# [Data items]
=-=-=-=-=

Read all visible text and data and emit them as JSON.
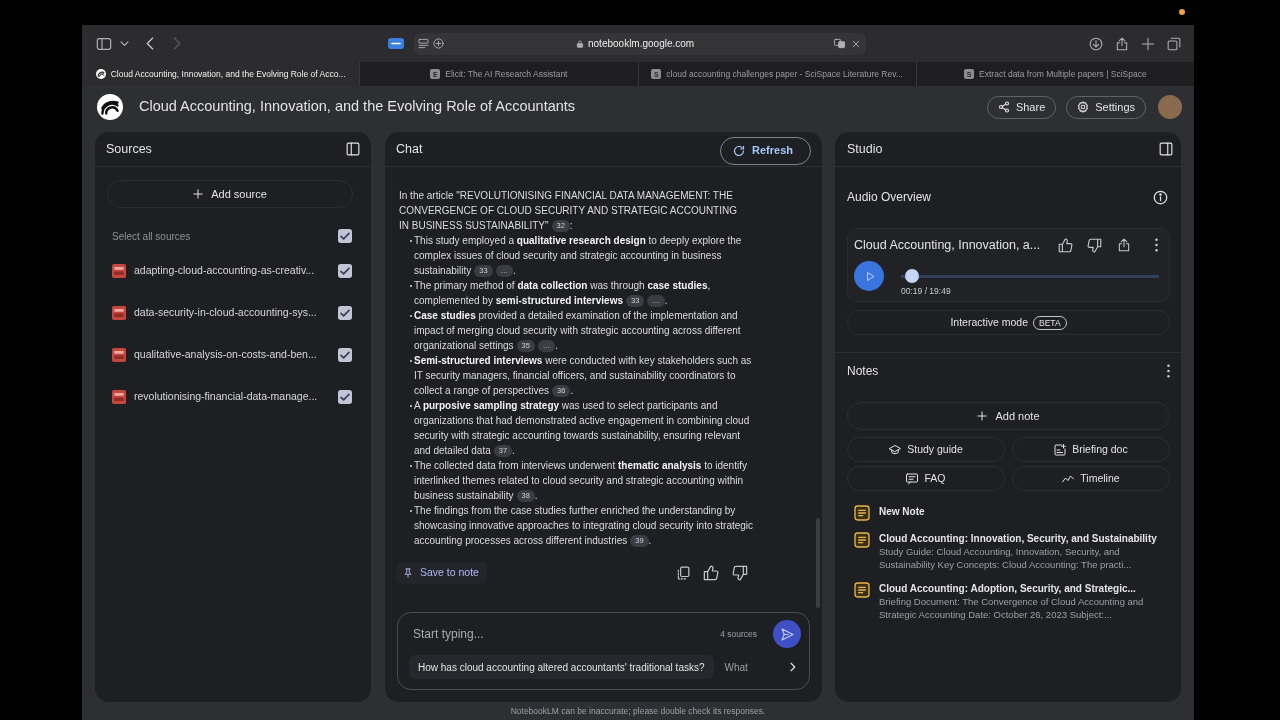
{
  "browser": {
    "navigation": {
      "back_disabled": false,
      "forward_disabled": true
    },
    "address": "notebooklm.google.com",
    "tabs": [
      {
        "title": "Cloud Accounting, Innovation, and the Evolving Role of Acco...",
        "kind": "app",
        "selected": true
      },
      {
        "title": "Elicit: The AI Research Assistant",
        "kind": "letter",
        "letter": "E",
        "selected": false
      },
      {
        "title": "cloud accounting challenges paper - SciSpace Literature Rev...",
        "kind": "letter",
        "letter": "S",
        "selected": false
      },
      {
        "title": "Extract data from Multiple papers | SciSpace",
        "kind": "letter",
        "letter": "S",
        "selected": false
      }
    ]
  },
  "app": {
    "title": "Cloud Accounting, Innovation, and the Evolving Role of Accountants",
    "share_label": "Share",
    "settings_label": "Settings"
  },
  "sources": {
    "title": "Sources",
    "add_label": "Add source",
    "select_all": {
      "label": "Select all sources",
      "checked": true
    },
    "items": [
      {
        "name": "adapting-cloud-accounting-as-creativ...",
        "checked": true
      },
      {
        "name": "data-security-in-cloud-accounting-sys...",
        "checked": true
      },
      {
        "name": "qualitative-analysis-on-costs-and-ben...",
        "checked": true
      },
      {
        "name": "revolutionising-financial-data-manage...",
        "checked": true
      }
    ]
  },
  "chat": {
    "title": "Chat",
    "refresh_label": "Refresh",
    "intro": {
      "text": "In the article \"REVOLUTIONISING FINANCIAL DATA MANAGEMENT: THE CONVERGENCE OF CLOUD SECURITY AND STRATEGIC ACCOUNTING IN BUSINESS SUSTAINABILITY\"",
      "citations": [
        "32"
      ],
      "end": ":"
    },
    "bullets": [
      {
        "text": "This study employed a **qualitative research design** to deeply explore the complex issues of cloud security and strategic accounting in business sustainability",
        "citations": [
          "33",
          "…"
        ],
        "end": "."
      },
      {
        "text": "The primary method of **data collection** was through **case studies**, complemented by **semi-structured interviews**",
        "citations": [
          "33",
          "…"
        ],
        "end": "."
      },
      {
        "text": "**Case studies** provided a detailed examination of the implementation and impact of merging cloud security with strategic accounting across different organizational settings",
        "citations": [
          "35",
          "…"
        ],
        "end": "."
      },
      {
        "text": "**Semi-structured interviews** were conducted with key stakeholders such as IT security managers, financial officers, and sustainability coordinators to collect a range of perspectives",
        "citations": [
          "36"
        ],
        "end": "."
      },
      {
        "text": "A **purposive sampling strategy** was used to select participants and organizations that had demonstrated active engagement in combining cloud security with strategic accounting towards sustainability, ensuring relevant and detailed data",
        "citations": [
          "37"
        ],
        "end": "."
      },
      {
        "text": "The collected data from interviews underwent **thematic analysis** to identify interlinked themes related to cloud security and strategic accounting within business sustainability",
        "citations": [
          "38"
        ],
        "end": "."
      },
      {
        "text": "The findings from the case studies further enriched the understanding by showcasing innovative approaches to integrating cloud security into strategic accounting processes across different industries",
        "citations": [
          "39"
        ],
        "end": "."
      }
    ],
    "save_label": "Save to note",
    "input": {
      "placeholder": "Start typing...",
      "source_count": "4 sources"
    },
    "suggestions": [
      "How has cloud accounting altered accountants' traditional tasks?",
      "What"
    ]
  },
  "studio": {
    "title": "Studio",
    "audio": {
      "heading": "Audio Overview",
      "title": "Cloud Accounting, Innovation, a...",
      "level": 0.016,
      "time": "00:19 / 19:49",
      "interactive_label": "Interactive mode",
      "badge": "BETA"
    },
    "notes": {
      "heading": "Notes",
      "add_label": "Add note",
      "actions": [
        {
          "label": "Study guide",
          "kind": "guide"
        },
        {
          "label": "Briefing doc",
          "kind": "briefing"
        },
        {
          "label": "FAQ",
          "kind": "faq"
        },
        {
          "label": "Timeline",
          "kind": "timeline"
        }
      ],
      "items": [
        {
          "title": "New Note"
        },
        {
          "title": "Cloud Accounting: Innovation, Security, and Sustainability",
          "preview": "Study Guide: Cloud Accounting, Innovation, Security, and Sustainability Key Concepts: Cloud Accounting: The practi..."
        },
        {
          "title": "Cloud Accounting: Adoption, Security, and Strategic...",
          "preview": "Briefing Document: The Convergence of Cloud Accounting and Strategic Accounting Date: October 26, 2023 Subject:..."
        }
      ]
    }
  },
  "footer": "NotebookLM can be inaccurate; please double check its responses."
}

=-=-=-=-=

# [PROBLEM DESCRIPTION]
Transcribe the full listing above exactly, with the images removed.

# [SOLUTION FOR THIS TASK]
Read all visible text and data and emit them as JSON.
{
  "browser": {
    "navigation": {
      "back_disabled": false,
      "forward_disabled": true
    },
    "address": "notebooklm.google.com",
    "tabs": [
      {
        "title": "Cloud Accounting, Innovation, and the Evolving Role of Acco...",
        "kind": "app",
        "selected": true
      },
      {
        "title": "Elicit: The AI Research Assistant",
        "kind": "letter",
        "letter": "E",
        "selected": false
      },
      {
        "title": "cloud accounting challenges paper - SciSpace Literature Rev...",
        "kind": "letter",
        "letter": "S",
        "selected": false
      },
      {
        "title": "Extract data from Multiple papers | SciSpace",
        "kind": "letter",
        "letter": "S",
        "selected": false
      }
    ]
  },
  "app": {
    "title": "Cloud Accounting, Innovation, and the Evolving Role of Accountants",
    "share_label": "Share",
    "settings_label": "Settings"
  },
  "sources": {
    "title": "Sources",
    "add_label": "Add source",
    "select_all": {
      "label": "Select all sources",
      "checked": true
    },
    "items": [
      {
        "name": "adapting-cloud-accounting-as-creativ...",
        "checked": true
      },
      {
        "name": "data-security-in-cloud-accounting-sys...",
        "checked": true
      },
      {
        "name": "qualitative-analysis-on-costs-and-ben...",
        "checked": true
      },
      {
        "name": "revolutionising-financial-data-manage...",
        "checked": true
      }
    ]
  },
  "chat": {
    "title": "Chat",
    "refresh_label": "Refresh",
    "intro": {
      "text": "In the article \"REVOLUTIONISING FINANCIAL DATA MANAGEMENT: THE CONVERGENCE OF CLOUD SECURITY AND STRATEGIC ACCOUNTING IN BUSINESS SUSTAINABILITY\"",
      "citations": [
        "32"
      ],
      "end": ":"
    },
    "bullets": [
      {
        "text": "This study employed a **qualitative research design** to deeply explore the complex issues of cloud security and strategic accounting in business sustainability",
        "citations": [
          "33",
          "…"
        ],
        "end": "."
      },
      {
        "text": "The primary method of **data collection** was through **case studies**, complemented by **semi-structured interviews**",
        "citations": [
          "33",
          "…"
        ],
        "end": "."
      },
      {
        "text": "**Case studies** provided a detailed examination of the implementation and impact of merging cloud security with strategic accounting across different organizational settings",
        "citations": [
          "35",
          "…"
        ],
        "end": "."
      },
      {
        "text": "**Semi-structured interviews** were conducted with key stakeholders such as IT security managers, financial officers, and sustainability coordinators to collect a range of perspectives",
        "citations": [
          "36"
        ],
        "end": "."
      },
      {
        "text": "A **purposive sampling strategy** was used to select participants and organizations that had demonstrated active engagement in combining cloud security with strategic accounting towards sustainability, ensuring relevant and detailed data",
        "citations": [
          "37"
        ],
        "end": "."
      },
      {
        "text": "The collected data from interviews underwent **thematic analysis** to identify interlinked themes related to cloud security and strategic accounting within business sustainability",
        "citations": [
          "38"
        ],
        "end": "."
      },
      {
        "text": "The findings from the case studies further enriched the understanding by showcasing innovative approaches to integrating cloud security into strategic accounting processes across different industries",
        "citations": [
          "39"
        ],
        "end": "."
      }
    ],
    "save_label": "Save to note",
    "input": {
      "placeholder": "Start typing...",
      "source_count": "4 sources"
    },
    "suggestions": [
      "How has cloud accounting altered accountants' traditional tasks?",
      "What"
    ]
  },
  "studio": {
    "title": "Studio",
    "audio": {
      "heading": "Audio Overview",
      "title": "Cloud Accounting, Innovation, a...",
      "level": 0.016,
      "time": "00:19 / 19:49",
      "interactive_label": "Interactive mode",
      "badge": "BETA"
    },
    "notes": {
      "heading": "Notes",
      "add_label": "Add note",
      "actions": [
        {
          "label": "Study guide",
          "kind": "guide"
        },
        {
          "label": "Briefing doc",
          "kind": "briefing"
        },
        {
          "label": "FAQ",
          "kind": "faq"
        },
        {
          "label": "Timeline",
          "kind": "timeline"
        }
      ],
      "items": [
        {
          "title": "New Note"
        },
        {
          "title": "Cloud Accounting: Innovation, Security, and Sustainability",
          "preview": "Study Guide: Cloud Accounting, Innovation, Security, and Sustainability Key Concepts: Cloud Accounting: The practi..."
        },
        {
          "title": "Cloud Accounting: Adoption, Security, and Strategic...",
          "preview": "Briefing Document: The Convergence of Cloud Accounting and Strategic Accounting Date: October 26, 2023 Subject:..."
        }
      ]
    }
  },
  "footer": "NotebookLM can be inaccurate; please double check its responses."
}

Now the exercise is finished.